__Exercise objective__
Look over the lines below. Report each one that includes the string "выбор".

__Source data__
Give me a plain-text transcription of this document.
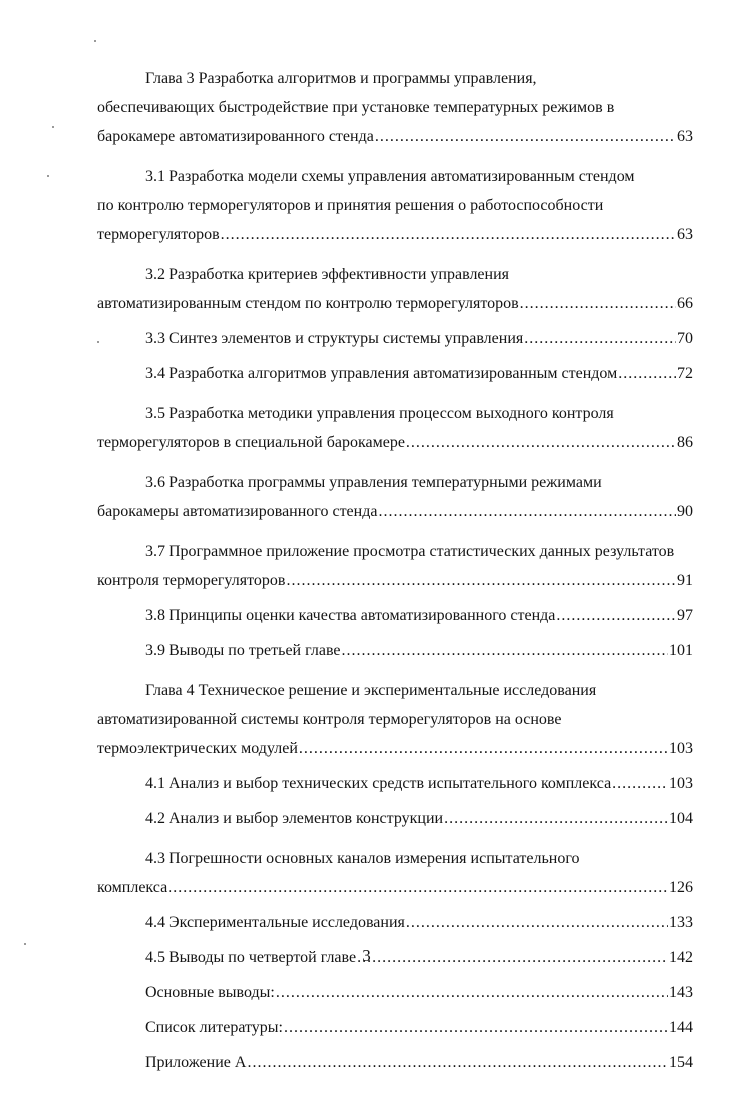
Глава 3 Разработка алгоритмов и программы управления,
обеспечивающих быстродействие при установке температурных режимов в
барокамере автоматизированного стенда .....	63
3.1 Разработка модели схемы управления автоматизированным стендом
по контролю терморегуляторов и принятия решения о работоспособности
терморегуляторов .....	63
3.2 Разработка критериев эффективности управления
автоматизированным стендом по контролю терморегуляторов .....	66
3.3 Синтез элементов и структуры системы управления .....	70
3.4 Разработка алгоритмов управления автоматизированным стендом .....	72
3.5 Разработка методики управления процессом выходного контроля
терморегуляторов в специальной барокамере .....	86
3.6 Разработка программы управления температурными режимами
барокамеры автоматизированного стенда .....	90
3.7 Программное приложение просмотра статистических данных результатов
контроля терморегуляторов .....	91
3.8 Принципы оценки качества автоматизированного стенда .....	97
3.9 Выводы по третьей главе .....	101
Глава 4 Техническое решение и экспериментальные исследования
автоматизированной системы контроля терморегуляторов на основе
термоэлектрических модулей .....	103
4.1 Анализ и выбор технических средств испытательного комплекса .....	103
4.2 Анализ и выбор элементов конструкции .....	104
4.3 Погрешности основных каналов измерения испытательного
комплекса .....	126
4.4 Экспериментальные исследования .....	133
4.5 Выводы по четвертой главе .....	142
Основные выводы: .....	143
Список литературы: .....	144
Приложение А .....	154
3
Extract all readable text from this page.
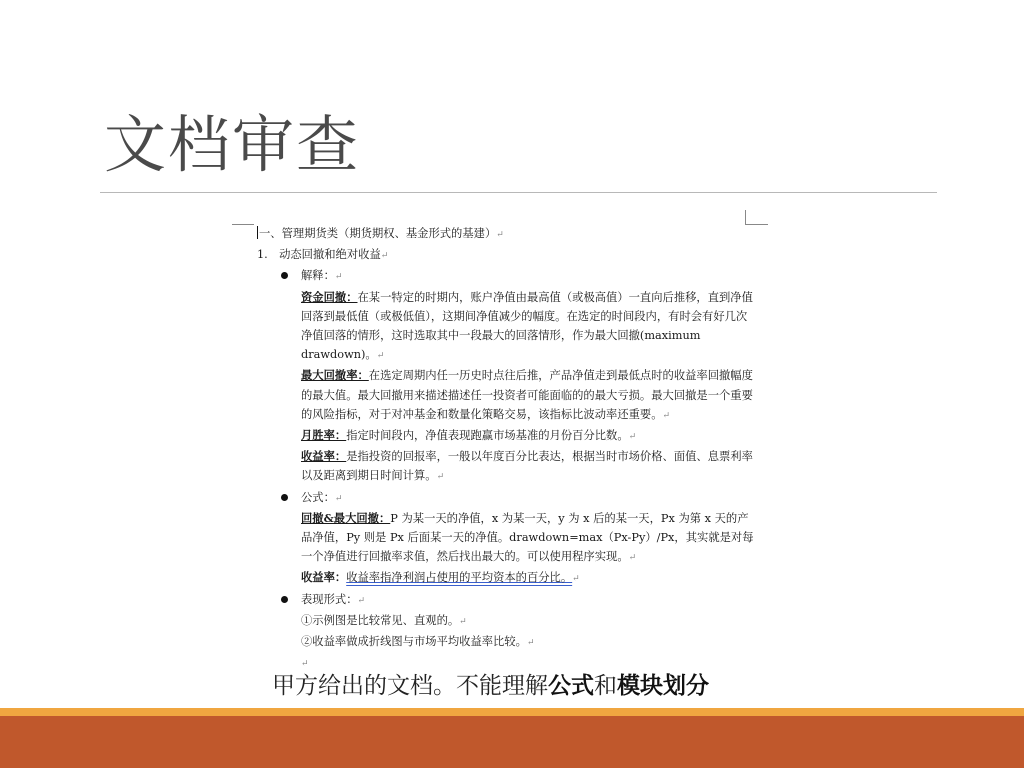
文档审查
一、管理期货类（期货期权、基金形式的基建）↵
1.　动态回撤和绝对收益↵
解释：↵
资金回撤：在某一特定的时期内，账户净值由最高值（或极高值）一直向后推移，直到净值回落到最低值（或极低值），这期间净值减少的幅度。在选定的时间段内，有时会有好几次净值回落的情形，这时选取其中一段最大的回落情形，作为最大回撤(maximum drawdown)。↵
最大回撤率：在选定周期内任一历史时点往后推，产品净值走到最低点时的收益率回撤幅度的最大值。最大回撤用来描述描述任一投资者可能面临的的最大亏损。最大回撤是一个重要的风险指标，对于对冲基金和数量化策略交易，该指标比波动率还重要。↵
月胜率：指定时间段内，净值表现跑赢市场基准的月份百分比数。↵
收益率：是指投资的回报率，一般以年度百分比表达，根据当时市场价格、面值、息票利率以及距离到期日时间计算。↵
公式：↵
回撤&最大回撤：P 为某一天的净值，x 为某一天，y 为 x 后的某一天，Px 为第 x 天的产品净值，Py 则是 Px 后面某一天的净值。drawdown=max（Px-Py）/Px，其实就是对每一个净值进行回撤率求值，然后找出最大的。可以使用程序实现。↵
收益率：收益率指净利润占使用的平均资本的百分比。↵
表现形式：↵
①示例图是比较常见、直观的。↵
②收益率做成折线图与市场平均收益率比较。↵
↵
甲方给出的文档。不能理解公式和模块划分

__Response below__
4.1 Анализ и выбор технических средств испытательного комплекса .....	103
4.2 Анализ и выбор элементов конструкции .....	104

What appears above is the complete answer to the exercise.